Exercise objective — Search the material for the string "Dresser", then report how many lines hold it, with no other text.

Records to process —
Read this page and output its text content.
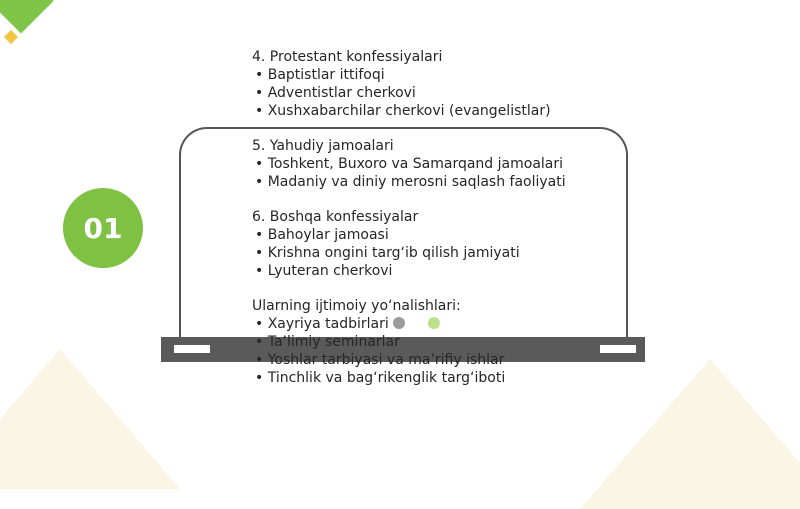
01
4. Protestant konfessiyalari
• Baptistlar ittifoqi
• Adventistlar cherkovi
• Xushxabarchilar cherkovi (evangelistlar)
5. Yahudiy jamoalari
• Toshkent, Buxoro va Samarqand jamoalari
• Madaniy va diniy merosni saqlash faoliyati
6. Boshqa konfessiyalar
• Bahoylar jamoasi
• Krishna ongini targ‘ib qilish jamiyati
• Lyuteran cherkovi
Ularning ijtimoiy yo‘nalishlari:
• Xayriya tadbirlari
• Ta’limiy seminarlar
• Yoshlar tarbiyasi va ma’rifiy ishlar
• Tinchlik va bag‘rikenglik targ‘iboti
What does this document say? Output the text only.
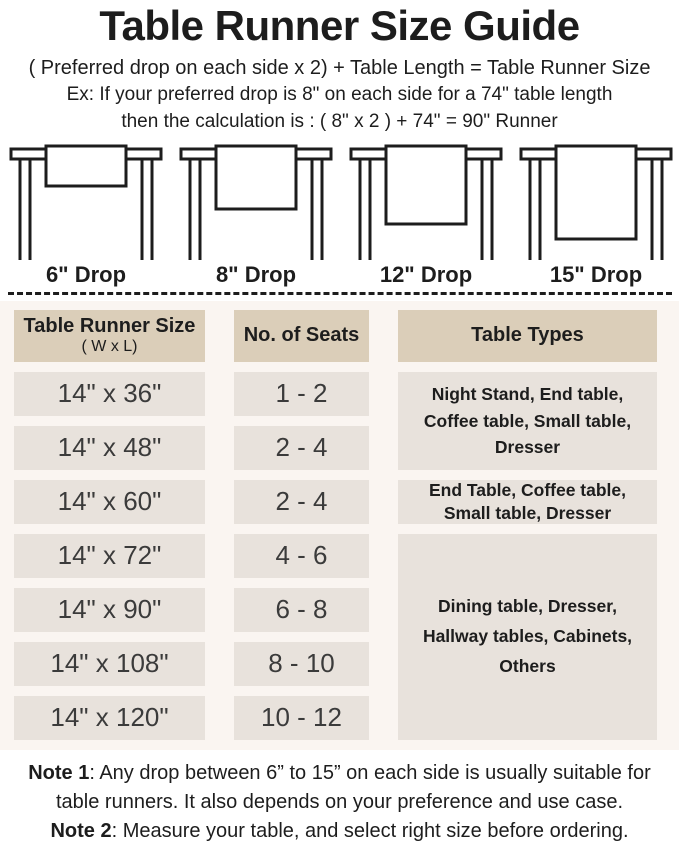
Table Runner Size Guide

( Preferred drop on each side x 2) + Table Length = Table Runner Size

Ex: If your preferred drop is 8" on each side for a 74" table length

then the calculation is : ( 8" x 2 ) + 74" = 90" Runner

6" Drop	8" Drop	12" Drop	15" Drop
Table Runner Size
( W x L)
No. of Seats	Table Types
14" x 36"	1 - 2	Night Stand, End table, Coffee table, Small table, Dresser
14" x 48"	2 - 4
14" x 60"	2 - 4	End Table, Coffee table, Small table, Dresser
14" x 72"	4 - 6
Dining table, Dresser, Hallway tables, Cabinets, Others
14" x 90"	6 - 8
14" x 108"	8 - 10
14" x 120"	10 - 12
Note 1: Any drop between 6” to 15” on each side is usually suitable for table runners. It also depends on your preference and use case.
Note 2: Measure your table, and select right size before ordering.
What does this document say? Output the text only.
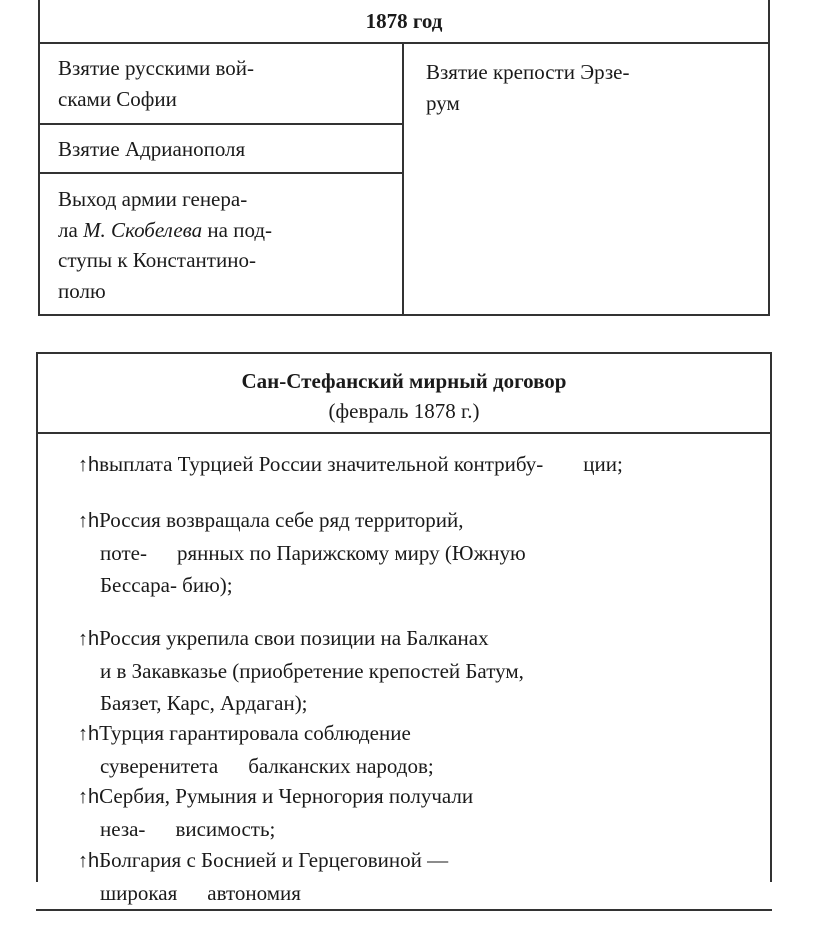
1878 год
Взятие русскими вой-
сками Софии
Взятие Адрианополя
Выход армии генера-
ла М. Скобелева на под-
ступы к Константино-
полю
Взятие крепости Эрзе-
рум
Сан-Стефанский мирный договор
(февраль 1878 г.)
↑hвыплата Турцией России значительной контрибу- ции;
↑hРоссия возвращала себе ряд территорий,
поте- рянных по Парижскому миру (Южную
Бессара- бию);
↑hРоссия укрепила свои позиции на Балканах
и в Закавказье (приобретение крепостей Батум,
Баязет, Карс, Ардаган);
↑hТурция гарантировала соблюдение
суверенитета балканских народов;
↑hСербия, Румыния и Черногория получали
неза- висимость;
↑hБолгария с Боснией и Герцеговиной —
широкая автономия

Task response — 3